## begin

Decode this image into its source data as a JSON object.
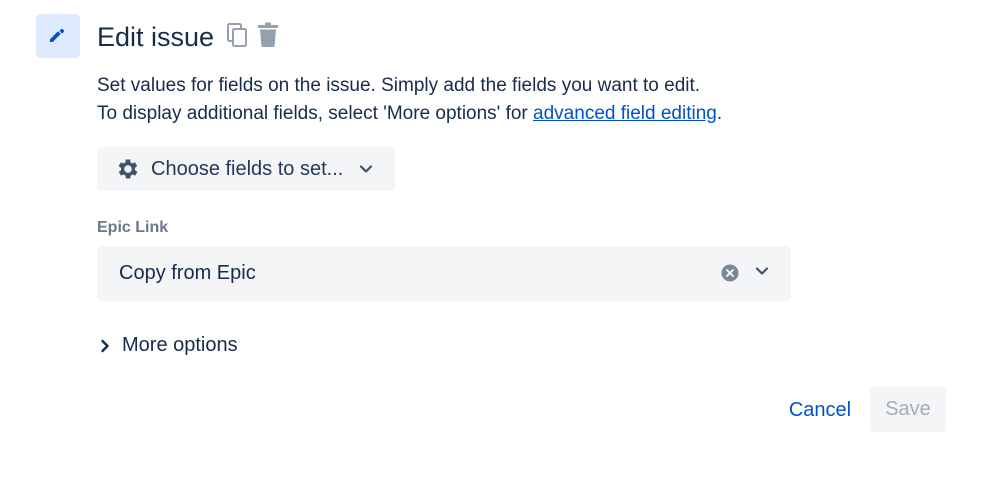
{
  "header": {
    "title": "Edit issue",
    "icons": [
      "pencil-icon",
      "copy-icon",
      "trash-icon"
    ]
  },
  "description": {
    "line1": "Set values for fields on the issue. Simply add the fields you want to edit.",
    "line2_prefix": "To display additional fields, select 'More options' for ",
    "line2_link": "advanced field editing",
    "line2_suffix": "."
  },
  "choose_fields": {
    "label": "Choose fields to set...",
    "icon": "gear-icon"
  },
  "epic_link": {
    "label": "Epic Link",
    "value": "Copy from Epic"
  },
  "more_options": {
    "label": "More options"
  },
  "actions": {
    "cancel_label": "Cancel",
    "save_label": "Save"
  },
  "colors": {
    "accent": "#0052cc",
    "badge_bg": "#deebff",
    "field_bg": "#f4f5f7",
    "text": "#172b4d",
    "muted": "#6b778c",
    "disabled": "#a5adba"
  }
}
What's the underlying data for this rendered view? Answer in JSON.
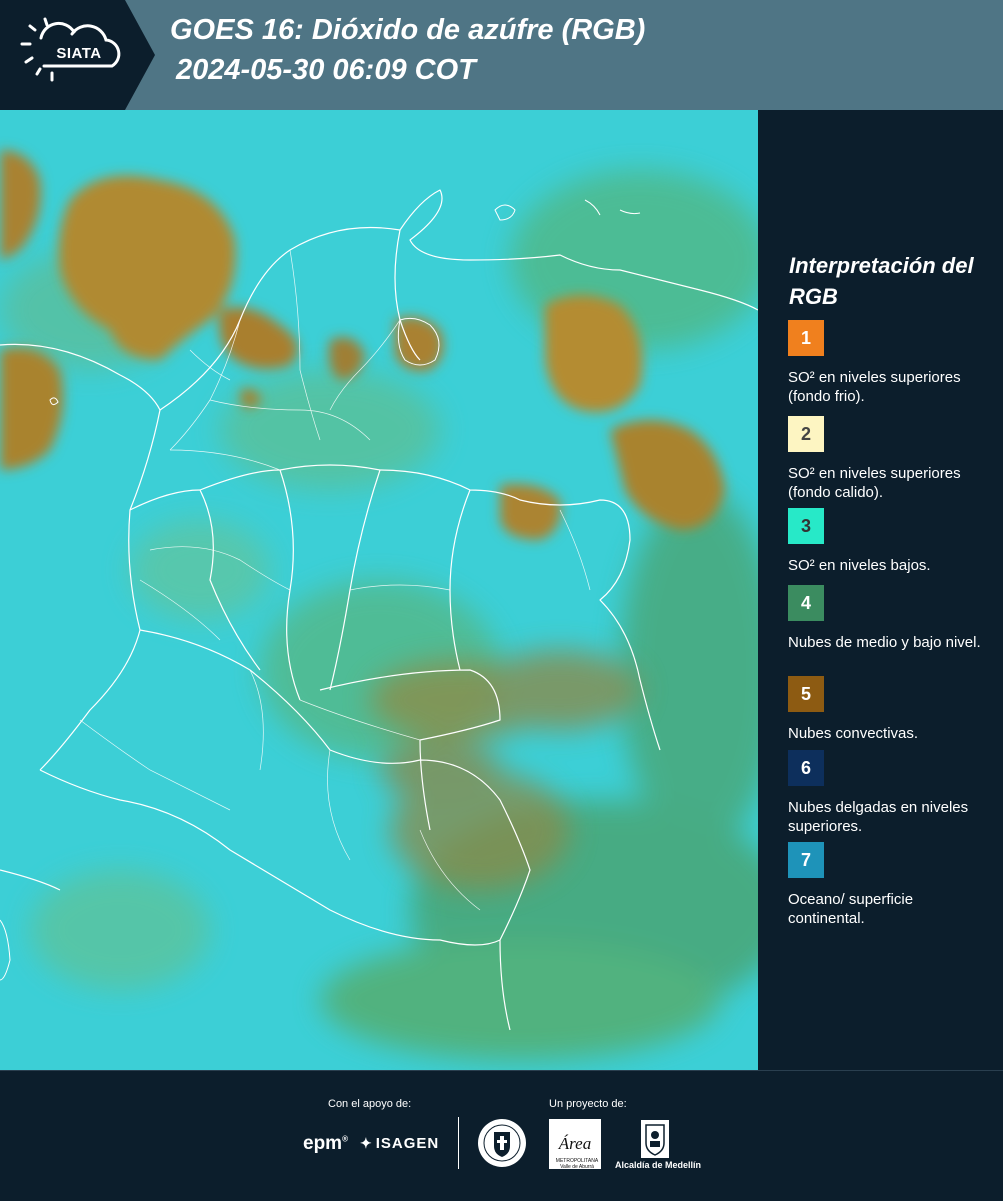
{
  "header": {
    "logo_text": "SIATA",
    "title_line_1": "GOES 16: Dióxido de azúfre (RGB)",
    "title_line_2": "2024-05-30 06:09 COT"
  },
  "map": {
    "base_color": "#3ccfd6",
    "boundary_color": "#ffffff"
  },
  "legend": {
    "title": "Interpretación del RGB",
    "items": [
      {
        "number": "1",
        "color": "#f0801e",
        "number_color": "#ffffff",
        "description": "SO² en niveles superiores (fondo frio)."
      },
      {
        "number": "2",
        "color": "#fdf5c2",
        "number_color": "#444444",
        "description": "SO² en niveles superiores (fondo calido)."
      },
      {
        "number": "3",
        "color": "#27e9c8",
        "number_color": "#333333",
        "description": "SO² en niveles bajos."
      },
      {
        "number": "4",
        "color": "#3b8c60",
        "number_color": "#ffffff",
        "description": "Nubes de medio y bajo nivel."
      },
      {
        "number": "5",
        "color": "#8d5b12",
        "number_color": "#ffffff",
        "description": "Nubes convectivas."
      },
      {
        "number": "6",
        "color": "#0d2f5c",
        "number_color": "#ffffff",
        "description": "Nubes delgadas en niveles superiores."
      },
      {
        "number": "7",
        "color": "#1e93b9",
        "number_color": "#ffffff",
        "description": "Oceano/ superficie continental."
      }
    ]
  },
  "footer": {
    "support_caption": "Con el apoyo de:",
    "project_caption": "Un proyecto de:",
    "epm_logo": "epm",
    "isagen_logo": "ISAGEN",
    "area_logo": "Área",
    "area_caption": "METROPOLITANA Valle de Aburrá",
    "alcaldia_label": "Alcaldía de Medellín"
  }
}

## end

## What the task asks
Give all the lines above again, character for character, without pictures.

## Full response
Decode this image into its source data as a JSON object.
{
  "header": {
    "title": "Edit issue",
    "icons": [
      "pencil-icon",
      "copy-icon",
      "trash-icon"
    ]
  },
  "description": {
    "line1": "Set values for fields on the issue. Simply add the fields you want to edit.",
    "line2_prefix": "To display additional fields, select 'More options' for ",
    "line2_link": "advanced field editing",
    "line2_suffix": "."
  },
  "choose_fields": {
    "label": "Choose fields to set...",
    "icon": "gear-icon"
  },
  "epic_link": {
    "label": "Epic Link",
    "value": "Copy from Epic"
  },
  "more_options": {
    "label": "More options"
  },
  "actions": {
    "cancel_label": "Cancel",
    "save_label": "Save"
  },
  "colors": {
    "accent": "#0052cc",
    "badge_bg": "#deebff",
    "field_bg": "#f4f5f7",
    "text": "#172b4d",
    "muted": "#6b778c",
    "disabled": "#a5adba"
  }
}
What's the underlying data for this rendered view? Answer in JSON.
{
  "header": {
    "logo_text": "SIATA",
    "title_line_1": "GOES 16: Dióxido de azúfre (RGB)",
    "title_line_2": "2024-05-30 06:09 COT"
  },
  "map": {
    "base_color": "#3ccfd6",
    "boundary_color": "#ffffff"
  },
  "legend": {
    "title": "Interpretación del RGB",
    "items": [
      {
        "number": "1",
        "color": "#f0801e",
        "number_color": "#ffffff",
        "description": "SO² en niveles superiores (fondo frio)."
      },
      {
        "number": "2",
        "color": "#fdf5c2",
        "number_color": "#444444",
        "description": "SO² en niveles superiores (fondo calido)."
      },
      {
        "number": "3",
        "color": "#27e9c8",
        "number_color": "#333333",
        "description": "SO² en niveles bajos."
      },
      {
        "number": "4",
        "color": "#3b8c60",
        "number_color": "#ffffff",
        "description": "Nubes de medio y bajo nivel."
      },
      {
        "number": "5",
        "color": "#8d5b12",
        "number_color": "#ffffff",
        "description": "Nubes convectivas."
      },
      {
        "number": "6",
        "color": "#0d2f5c",
        "number_color": "#ffffff",
        "description": "Nubes delgadas en niveles superiores."
      },
      {
        "number": "7",
        "color": "#1e93b9",
        "number_color": "#ffffff",
        "description": "Oceano/ superficie continental."
      }
    ]
  },
  "footer": {
    "support_caption": "Con el apoyo de:",
    "project_caption": "Un proyecto de:",
    "epm_logo": "epm",
    "isagen_logo": "ISAGEN",
    "area_logo": "Área",
    "area_caption": "METROPOLITANA Valle de Aburrá",
    "alcaldia_label": "Alcaldía de Medellín"
  }
}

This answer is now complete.